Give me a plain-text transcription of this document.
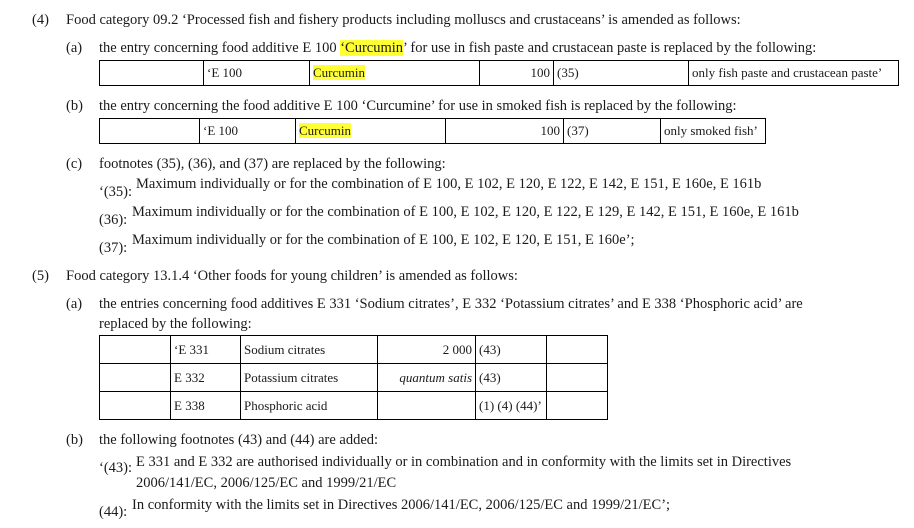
(4) Food category 09.2 ‘Processed fish and fishery products including molluscs and crustaceans’ is amended as follows:
(a) the entry concerning food additive E 100 ‘Curcumin’ for use in fish paste and crustacean paste is replaced by the following:
	‘E 100	Curcumin	100	(35)	only fish paste and crustacean paste’
(b) the entry concerning the food additive E 100 ‘Curcumine’ for use in smoked fish is replaced by the following:
	‘E 100	Curcumin	100	(37)	only smoked fish’
(c) footnotes (35), (36), and (37) are replaced by the following:
‘(35): Maximum individually or for the combination of E 100, E 102, E 120, E 122, E 142, E 151, E 160e, E 161b
(36): Maximum individually or for the combination of E 100, E 102, E 120, E 122, E 129, E 142, E 151, E 160e, E 161b
(37): Maximum individually or for the combination of E 100, E 102, E 120, E 151, E 160e’;
(5) Food category 13.1.4 ‘Other foods for young children’ is amended as follows:
(a) the entries concerning food additives E 331 ‘Sodium citrates’, E 332 ‘Potassium citrates’ and E 338 ‘Phosphoric acid’ are
replaced by the following:
	‘E 331	Sodium citrates	2 000	(43)	
	E 332	Potassium citrates	quantum satis	(43)	
	E 338	Phosphoric acid		(1) (4) (44)’	
(b) the following footnotes (43) and (44) are added:
‘(43): E 331 and E 332 are authorised individually or in combination and in conformity with the limits set in Directives
2006/141/EC, 2006/125/EC and 1999/21/EC
(44): In conformity with the limits set in Directives 2006/141/EC, 2006/125/EC and 1999/21/EC’;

## [EXERCISE]
Omit the pictures, and quote the material above exactly as given.

## [OUTPUT FOR THIS TASK]
Give me a plain-text transcription of this document.
(4) Food category 09.2 ‘Processed fish and fishery products including molluscs and crustaceans’ is amended as follows:
(a) the entry concerning food additive E 100 ‘Curcumin’ for use in fish paste and crustacean paste is replaced by the following:
	‘E 100	Curcumin	100	(35)	only fish paste and crustacean paste’
(b) the entry concerning the food additive E 100 ‘Curcumine’ for use in smoked fish is replaced by the following:
	‘E 100	Curcumin	100	(37)	only smoked fish’
(c) footnotes (35), (36), and (37) are replaced by the following:
‘(35): Maximum individually or for the combination of E 100, E 102, E 120, E 122, E 142, E 151, E 160e, E 161b
(36): Maximum individually or for the combination of E 100, E 102, E 120, E 122, E 129, E 142, E 151, E 160e, E 161b
(37): Maximum individually or for the combination of E 100, E 102, E 120, E 151, E 160e’;
(5) Food category 13.1.4 ‘Other foods for young children’ is amended as follows:
(a) the entries concerning food additives E 331 ‘Sodium citrates’, E 332 ‘Potassium citrates’ and E 338 ‘Phosphoric acid’ are
replaced by the following:
	‘E 331	Sodium citrates	2 000	(43)	
	E 332	Potassium citrates	quantum satis	(43)	
	E 338	Phosphoric acid		(1) (4) (44)’	
(b) the following footnotes (43) and (44) are added:
‘(43): E 331 and E 332 are authorised individually or in combination and in conformity with the limits set in Directives
2006/141/EC, 2006/125/EC and 1999/21/EC
(44): In conformity with the limits set in Directives 2006/141/EC, 2006/125/EC and 1999/21/EC’;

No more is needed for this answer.